:: RECORDS SUPPLIED ::

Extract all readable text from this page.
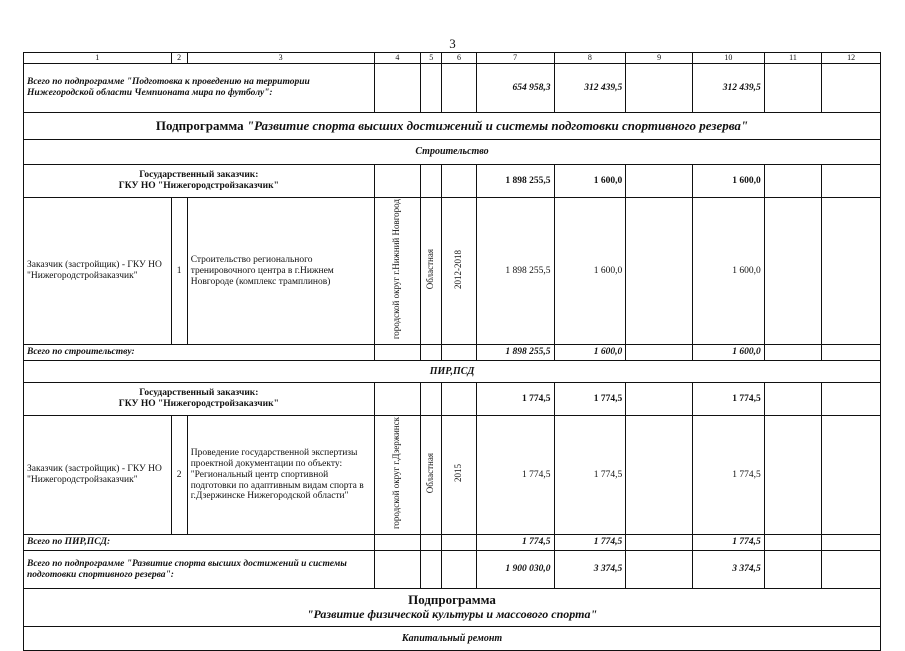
3
1	2	3	4	5	6	7	8	9	10	11	12
Всего по подпрограмме "Подготовка к проведению на территории Нижегородской области Чемпионата мира по футболу":						654 958,3	312 439,5		312 439,5		
Подпрограмма "Развитие спорта высших достижений и системы подготовки спортивного резерва"											
Строительство											

Государственный заказчик:
ГКУ НО "Нижегородстройзаказчик"						1 898 255,5	1 600,0		1 600,0		
Заказчик (застройщик) - ГКУ НО "Нижегородстройзаказчик"	1	Строительство регионального тренировочного центра в г.Нижнем Новгороде (комплекс трамплинов)	городской округ г.Нижний Новгород	Областная	2012-2018	1 898 255,5	1 600,0		1 600,0		
Всего по строительству:						1 898 255,5	1 600,0		1 600,0		
ПИР,ПСД											

Государственный заказчик:
ГКУ НО "Нижегородстройзаказчик"						1 774,5	1 774,5		1 774,5		
Заказчик (застройщик) - ГКУ НО "Нижегородстройзаказчик"	2	Проведение государственной экспертизы проектной документации по объекту: "Региональный центр спортивной подготовки по адаптивным видам спорта в г.Дзержинске Нижегородской области"	городской округ г.Дзержинск	Областная	2015	1 774,5	1 774,5		1 774,5		
Всего по ПИР,ПСД:						1 774,5	1 774,5		1 774,5		
Всего по подпрограмме "Развитие спорта высших достижений и системы подготовки спортивного резерва":						1 900 030,0	3 374,5		3 374,5		

Подпрограмма
"Развитие физической культуры и массового спорта"											

Капитальный ремонт											
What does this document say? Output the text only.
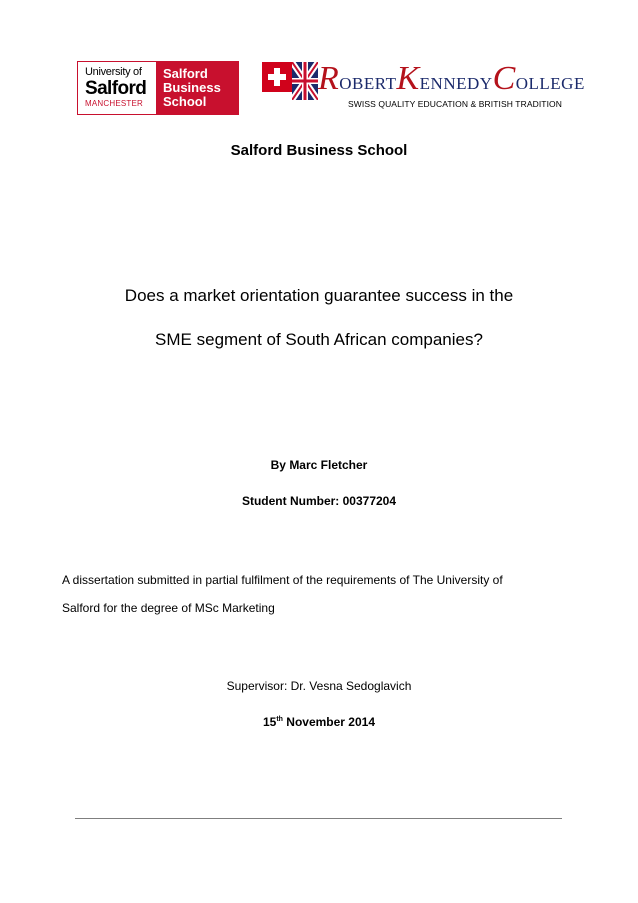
University of
Salford
MANCHESTER
Salford
Business
School
ROBERTKENNEDYCOLLEGE
SWISS QUALITY EDUCATION & BRITISH TRADITION
Salford Business School
Does a market orientation guarantee success in the
SME segment of South African companies?
By Marc Fletcher
Student Number: 00377204
A dissertation submitted in partial fulfilment of the requirements of The University of
Salford for the degree of MSc Marketing
Supervisor: Dr. Vesna Sedoglavich
15th November 2014
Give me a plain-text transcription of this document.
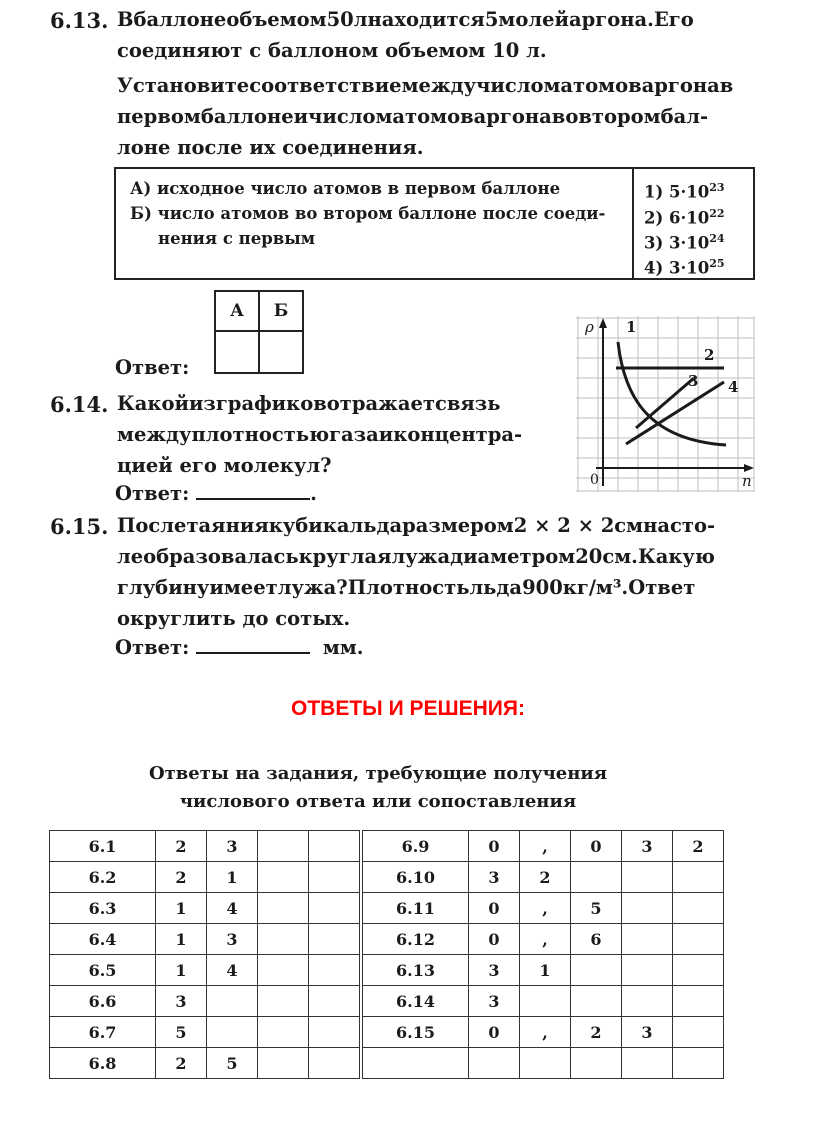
6.13. Вбаллонеобъемом50лнаходится5молейаргона.Его
соединяют с баллоном объемом 10 л.
Установитесоответствиемеждучисломатомоваргонав
первомбаллонеичисломатомоваргонавовторомбал-
лоне после их соединения.
А) исходное число атомов в первом баллоне
Б) число атомов во втором баллоне после соеди-
нения с первым
1) $5\cdot 10^{23}$
2) $6\cdot 10^{22}$
3) $3\cdot 10^{24}$
4) $3\cdot 10^{25}$
А	Б

Ответ:
6.14. Какойизграфиковотражаетсвязь
междуплотностьюгазаиконцентра-
цией его молекул?
Ответ:	.
ρ
n
0
1
2
3 4
6.15. Послетаяниякубикальдаразмером2 × 2 × 2смнасто-
леобразоваласькруглаялужадиаметром20см.Какую
глубинуимеетлужа?Плотностьльда900кг/м³.Ответ
округлить до сотых.
Ответ:	мм.
ОТВЕТЫ И РЕШЕНИЯ:
Ответы на задания, требующие получения
числового ответа или сопоставления
6.1	2	3			6.9	0	,	0	3	2
6.2	2	1			6.10	3	2			
6.3	1	4			6.11	0	,	5		
6.4	1	3			6.12	0	,	6		
6.5	1	4			6.13	3	1			
6.6	3				6.14	3				
6.7	5				6.15	0	,	2	3	
6.8	2	5								
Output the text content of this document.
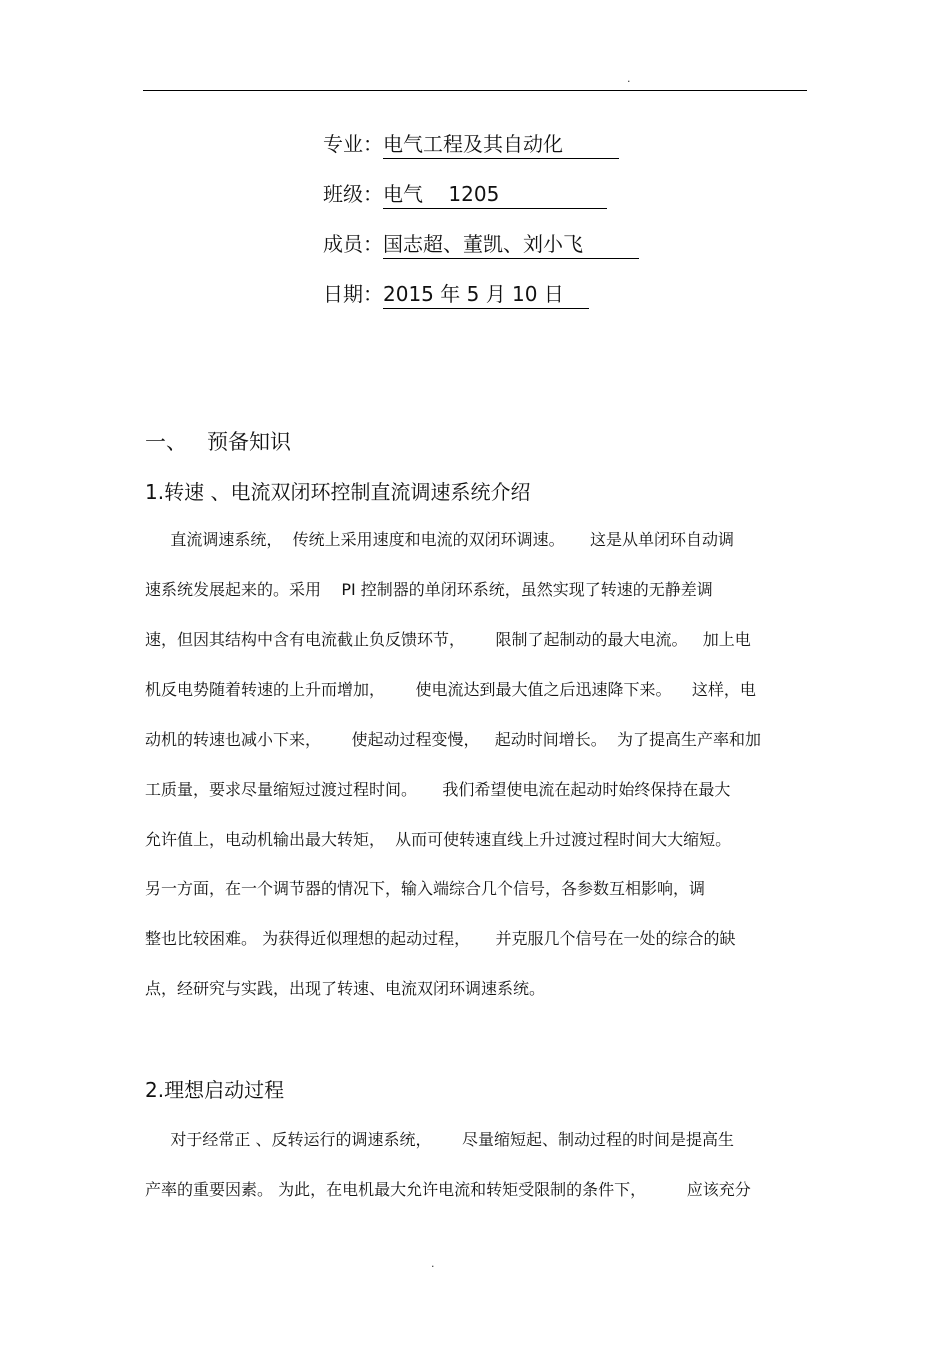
.
专业：电气工程及其自动化
班级：电气    1205
成员：国志超、董凯、刘小飞
日期：2015 年 5 月 10 日
一、   预备知识
1.转速 、电流双闭环控制直流调速系统介绍
直流调速系统，  传统上采用速度和电流的双闭环调速。     这是从单闭环自动调
速系统发展起来的。采用    PI 控制器的单闭环系统，虽然实现了转速的无静差调
速，但因其结构中含有电流截止负反馈环节，      限制了起制动的最大电流。   加上电
机反电势随着转速的上升而增加，      使电流达到最大值之后迅速降下来。    这样，电
动机的转速也减小下来，      使起动过程变慢，   起动时间增长。  为了提高生产率和加
工质量，要求尽量缩短过渡过程时间。     我们希望使电流在起动时始终保持在最大
允许值上，电动机输出最大转矩，  从而可使转速直线上升过渡过程时间大大缩短。
另一方面，在一个调节器的情况下，输入端综合几个信号，各参数互相影响，调
整也比较困难。 为获得近似理想的起动过程，     并克服几个信号在一处的综合的缺
点，经研究与实践，出现了转速、电流双闭环调速系统。
2.理想启动过程
对于经常正 、反转运行的调速系统，      尽量缩短起、制动过程的时间是提高生
产率的重要因素。 为此，在电机最大允许电流和转矩受限制的条件下，        应该充分
.
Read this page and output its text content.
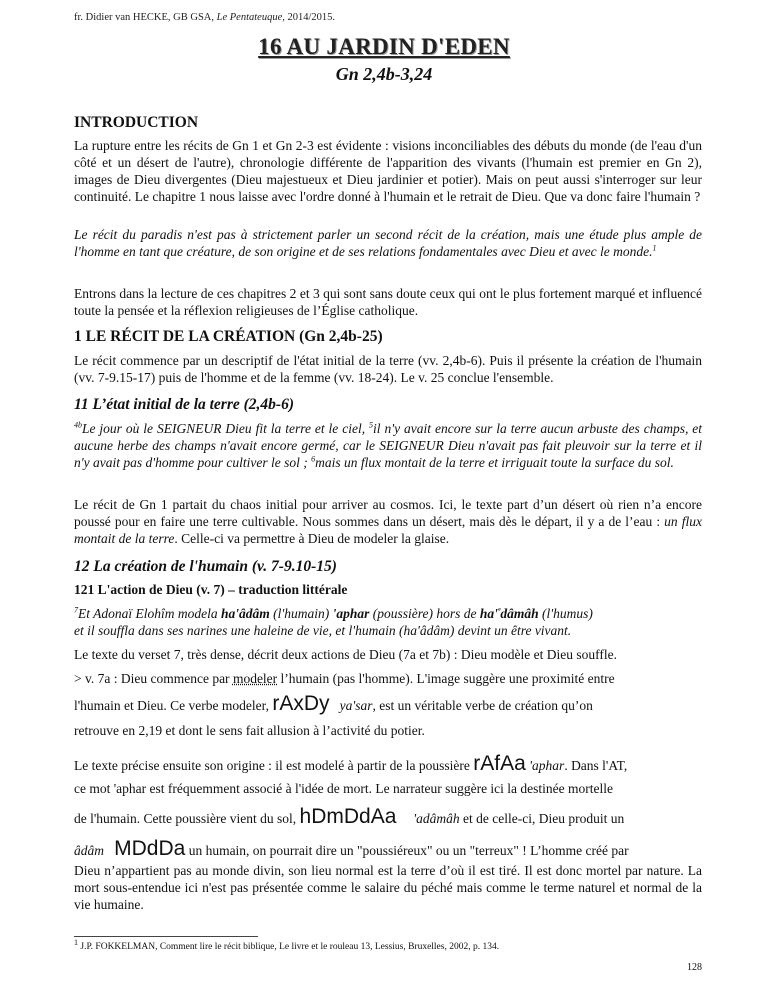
fr. Didier van HECKE, GB GSA, Le Pentateuque, 2014/2015.
16 AU JARDIN D'EDEN
Gn 2,4b-3,24
INTRODUCTION

La rupture entre les récits de Gn 1 et Gn 2-3 est évidente : visions inconciliables des débuts du monde (de l'eau d'un côté et un désert de l'autre), chronologie différente de l'apparition des vivants (l'humain est premier en Gn 2), images de Dieu divergentes (Dieu majestueux et Dieu jardinier et potier). Mais on peut aussi s'interroger sur leur continuité. Le chapitre 1 nous laisse avec l'ordre donné à l'humain et le retrait de Dieu. Que va donc faire l'humain ?

Le récit du paradis n'est pas à strictement parler un second récit de la création, mais une étude plus ample de l'homme en tant que créature, de son origine et de ses relations fondamentales avec Dieu et avec le monde.$^1$

Entrons dans la lecture de ces chapitres 2 et 3 qui sont sans doute ceux qui ont le plus fortement marqué et influencé toute la pensée et la réflexion religieuses de l’Église catholique.

1 LE RÉCIT DE LA CRÉATION (Gn 2,4b-25)

Le récit commence par un descriptif de l'état initial de la terre (vv. 2,4b-6). Puis il présente la création de l'humain (vv. 7-9.15-17) puis de l'homme et de la femme (vv. 18-24). Le v. 25 conclue l'ensemble.

11 L’état initial de la terre (2,4b-6)

$^{4b}$Le jour où le SEIGNEUR Dieu fit la terre et le ciel, $^5$il n'y avait encore sur la terre aucun arbuste des champs, et aucune herbe des champs n'avait encore germé, car le SEIGNEUR Dieu n'avait pas fait pleuvoir sur la terre et il n'y avait pas d'homme pour cultiver le sol ; $^6$mais un flux montait de la terre et irriguait toute la surface du sol.

Le récit de Gn 1 partait du chaos initial pour arriver au cosmos. Ici, le texte part d’un désert où rien n’a encore poussé pour en faire une terre cultivable. Nous sommes dans un désert, mais dès le départ, il y a de l’eau : un flux montait de la terre. Celle-ci va permettre à Dieu de modeler la glaise.

12 La création de l'humain (v. 7-9.10-15)
121 L'action de Dieu (v. 7) – traduction littérale

$^7$Et Adonaï Elohîm modela ha'âdâm (l'humain) 'aphar (poussière) hors de $ha'^ᵃdâmâh$ (l'humus)
et il souffla dans ses narines une haleine de vie, et l'humain (ha'âdâm) devint un être vivant.

Le texte du verset 7, très dense, décrit deux actions de Dieu (7a et 7b) : Dieu modèle et Dieu souffle.

> v. 7a : Dieu commence par modeler l’humain (pas l'homme). L'image suggère une proximité entre

l'humain et Dieu. Ce verbe modeler, rAxDy ya'sar, est un véritable verbe de création qu’on

retrouve en 2,19 et dont le sens fait allusion à l’activité du potier.

Le texte précise ensuite son origine : il est modelé à partir de la poussière rAfAa 'aphar. Dans l'AT,

ce mot 'aphar est fréquemment associé à l'idée de mort. Le narrateur suggère ici la destinée mortelle

de l'humain. Cette poussière vient du sol, hDmDdAa 'adâmâh et de celle-ci, Dieu produit un

âdâm MDdDa un humain, on pourrait dire un "poussiéreux" ou un "terreux" ! L’homme créé par

Dieu n’appartient pas au monde divin, son lieu normal est la terre d’où il est tiré. Il est donc mortel par nature. La mort sous-entendue ici n'est pas présentée comme le salaire du péché mais comme le terme naturel et normal de la vie humaine.

$^1$ J.P. FOKKELMAN, Comment lire le récit biblique, Le livre et le rouleau 13, Lessius, Bruxelles, 2002, p. 134.
128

:::

AIM OF THE TASK -
Take every line from the data above that holds "застройщик" and copy it out.

REPLY TO THE EXERCISE -
Заказчик (застройщик) - ГКУ НО "Нижегородстройзаказчик"	1	Строительство регионального тренировочного центра в г.Нижнем Новгороде (комплекс трамплинов)	городской округ г.Нижний Новгород	Областная	2012-2018	1 898 255,5	1 600,0		1 600,0		
Заказчик (застройщик) - ГКУ НО "Нижегородстройзаказчик"	2	Проведение государственной экспертизы проектной документации по объекту: "Региональный центр спортивной подготовки по адаптивным видам спорта в г.Дзержинске Нижегородской области"	городской округ г.Дзержинск	Областная	2015	1 774,5	1 774,5		1 774,5		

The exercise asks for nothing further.